(Data extracted from a collection)
start
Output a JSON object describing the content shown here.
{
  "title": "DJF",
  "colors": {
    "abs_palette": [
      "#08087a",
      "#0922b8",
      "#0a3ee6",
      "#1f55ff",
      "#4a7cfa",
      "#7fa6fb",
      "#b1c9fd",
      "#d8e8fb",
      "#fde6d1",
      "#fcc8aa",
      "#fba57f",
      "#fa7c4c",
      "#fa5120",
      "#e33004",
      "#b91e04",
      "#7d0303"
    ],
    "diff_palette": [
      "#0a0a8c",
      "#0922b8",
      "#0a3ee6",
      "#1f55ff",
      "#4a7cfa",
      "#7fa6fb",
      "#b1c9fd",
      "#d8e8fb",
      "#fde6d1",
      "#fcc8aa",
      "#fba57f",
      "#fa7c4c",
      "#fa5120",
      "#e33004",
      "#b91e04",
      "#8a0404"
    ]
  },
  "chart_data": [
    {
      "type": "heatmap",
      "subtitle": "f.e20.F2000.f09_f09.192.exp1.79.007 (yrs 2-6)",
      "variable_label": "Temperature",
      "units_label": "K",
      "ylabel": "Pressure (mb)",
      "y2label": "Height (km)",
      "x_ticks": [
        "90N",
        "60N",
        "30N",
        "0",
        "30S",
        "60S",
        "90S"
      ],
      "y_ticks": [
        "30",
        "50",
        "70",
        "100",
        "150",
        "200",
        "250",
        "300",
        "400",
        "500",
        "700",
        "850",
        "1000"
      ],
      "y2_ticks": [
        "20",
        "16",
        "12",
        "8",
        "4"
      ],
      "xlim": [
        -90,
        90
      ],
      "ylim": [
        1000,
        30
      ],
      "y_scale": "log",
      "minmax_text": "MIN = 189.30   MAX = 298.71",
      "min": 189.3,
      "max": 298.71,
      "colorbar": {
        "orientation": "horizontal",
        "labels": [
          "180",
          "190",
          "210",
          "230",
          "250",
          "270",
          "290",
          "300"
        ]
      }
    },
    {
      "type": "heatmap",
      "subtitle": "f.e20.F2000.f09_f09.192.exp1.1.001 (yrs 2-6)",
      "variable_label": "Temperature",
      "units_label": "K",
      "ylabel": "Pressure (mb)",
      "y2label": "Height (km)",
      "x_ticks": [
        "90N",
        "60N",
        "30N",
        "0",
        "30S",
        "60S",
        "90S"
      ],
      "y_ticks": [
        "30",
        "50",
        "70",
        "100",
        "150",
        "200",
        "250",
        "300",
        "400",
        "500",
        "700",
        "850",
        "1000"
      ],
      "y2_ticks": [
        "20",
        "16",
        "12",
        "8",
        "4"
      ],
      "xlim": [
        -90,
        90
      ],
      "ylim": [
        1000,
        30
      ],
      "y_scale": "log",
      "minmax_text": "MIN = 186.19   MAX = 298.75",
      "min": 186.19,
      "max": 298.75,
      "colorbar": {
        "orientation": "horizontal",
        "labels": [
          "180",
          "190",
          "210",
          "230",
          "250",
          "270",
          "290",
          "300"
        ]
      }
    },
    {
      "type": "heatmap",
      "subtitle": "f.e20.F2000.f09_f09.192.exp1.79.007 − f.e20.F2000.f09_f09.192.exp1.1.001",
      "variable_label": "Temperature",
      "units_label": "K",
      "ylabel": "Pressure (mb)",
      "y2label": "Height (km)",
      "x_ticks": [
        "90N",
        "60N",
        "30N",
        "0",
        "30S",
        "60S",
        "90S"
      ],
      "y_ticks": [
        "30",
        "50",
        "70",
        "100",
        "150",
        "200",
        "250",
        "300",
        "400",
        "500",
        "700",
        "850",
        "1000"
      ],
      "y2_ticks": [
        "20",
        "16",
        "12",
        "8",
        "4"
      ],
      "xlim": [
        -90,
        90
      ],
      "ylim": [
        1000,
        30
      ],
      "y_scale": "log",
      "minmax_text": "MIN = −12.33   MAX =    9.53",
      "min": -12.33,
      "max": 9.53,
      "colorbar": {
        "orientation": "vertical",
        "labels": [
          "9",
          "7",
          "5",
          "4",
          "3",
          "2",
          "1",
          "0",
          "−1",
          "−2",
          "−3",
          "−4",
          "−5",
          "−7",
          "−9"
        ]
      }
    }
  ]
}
end
▶ [Set exercise] Every line of the material must be returned exactly as it appears.

▶ [Solution to this exercise]
Output a JSON object describing the content shown here.
{
  "title": "DJF",
  "colors": {
    "abs_palette": [
      "#08087a",
      "#0922b8",
      "#0a3ee6",
      "#1f55ff",
      "#4a7cfa",
      "#7fa6fb",
      "#b1c9fd",
      "#d8e8fb",
      "#fde6d1",
      "#fcc8aa",
      "#fba57f",
      "#fa7c4c",
      "#fa5120",
      "#e33004",
      "#b91e04",
      "#7d0303"
    ],
    "diff_palette": [
      "#0a0a8c",
      "#0922b8",
      "#0a3ee6",
      "#1f55ff",
      "#4a7cfa",
      "#7fa6fb",
      "#b1c9fd",
      "#d8e8fb",
      "#fde6d1",
      "#fcc8aa",
      "#fba57f",
      "#fa7c4c",
      "#fa5120",
      "#e33004",
      "#b91e04",
      "#8a0404"
    ]
  },
  "chart_data": [
    {
      "type": "heatmap",
      "subtitle": "f.e20.F2000.f09_f09.192.exp1.79.007 (yrs 2-6)",
      "variable_label": "Temperature",
      "units_label": "K",
      "ylabel": "Pressure (mb)",
      "y2label": "Height (km)",
      "x_ticks": [
        "90N",
        "60N",
        "30N",
        "0",
        "30S",
        "60S",
        "90S"
      ],
      "y_ticks": [
        "30",
        "50",
        "70",
        "100",
        "150",
        "200",
        "250",
        "300",
        "400",
        "500",
        "700",
        "850",
        "1000"
      ],
      "y2_ticks": [
        "20",
        "16",
        "12",
        "8",
        "4"
      ],
      "xlim": [
        -90,
        90
      ],
      "ylim": [
        1000,
        30
      ],
      "y_scale": "log",
      "minmax_text": "MIN = 189.30   MAX = 298.71",
      "min": 189.3,
      "max": 298.71,
      "colorbar": {
        "orientation": "horizontal",
        "labels": [
          "180",
          "190",
          "210",
          "230",
          "250",
          "270",
          "290",
          "300"
        ]
      }
    },
    {
      "type": "heatmap",
      "subtitle": "f.e20.F2000.f09_f09.192.exp1.1.001 (yrs 2-6)",
      "variable_label": "Temperature",
      "units_label": "K",
      "ylabel": "Pressure (mb)",
      "y2label": "Height (km)",
      "x_ticks": [
        "90N",
        "60N",
        "30N",
        "0",
        "30S",
        "60S",
        "90S"
      ],
      "y_ticks": [
        "30",
        "50",
        "70",
        "100",
        "150",
        "200",
        "250",
        "300",
        "400",
        "500",
        "700",
        "850",
        "1000"
      ],
      "y2_ticks": [
        "20",
        "16",
        "12",
        "8",
        "4"
      ],
      "xlim": [
        -90,
        90
      ],
      "ylim": [
        1000,
        30
      ],
      "y_scale": "log",
      "minmax_text": "MIN = 186.19   MAX = 298.75",
      "min": 186.19,
      "max": 298.75,
      "colorbar": {
        "orientation": "horizontal",
        "labels": [
          "180",
          "190",
          "210",
          "230",
          "250",
          "270",
          "290",
          "300"
        ]
      }
    },
    {
      "type": "heatmap",
      "subtitle": "f.e20.F2000.f09_f09.192.exp1.79.007 − f.e20.F2000.f09_f09.192.exp1.1.001",
      "variable_label": "Temperature",
      "units_label": "K",
      "ylabel": "Pressure (mb)",
      "y2label": "Height (km)",
      "x_ticks": [
        "90N",
        "60N",
        "30N",
        "0",
        "30S",
        "60S",
        "90S"
      ],
      "y_ticks": [
        "30",
        "50",
        "70",
        "100",
        "150",
        "200",
        "250",
        "300",
        "400",
        "500",
        "700",
        "850",
        "1000"
      ],
      "y2_ticks": [
        "20",
        "16",
        "12",
        "8",
        "4"
      ],
      "xlim": [
        -90,
        90
      ],
      "ylim": [
        1000,
        30
      ],
      "y_scale": "log",
      "minmax_text": "MIN = −12.33   MAX =    9.53",
      "min": -12.33,
      "max": 9.53,
      "colorbar": {
        "orientation": "vertical",
        "labels": [
          "9",
          "7",
          "5",
          "4",
          "3",
          "2",
          "1",
          "0",
          "−1",
          "−2",
          "−3",
          "−4",
          "−5",
          "−7",
          "−9"
        ]
      }
    }
  ]
}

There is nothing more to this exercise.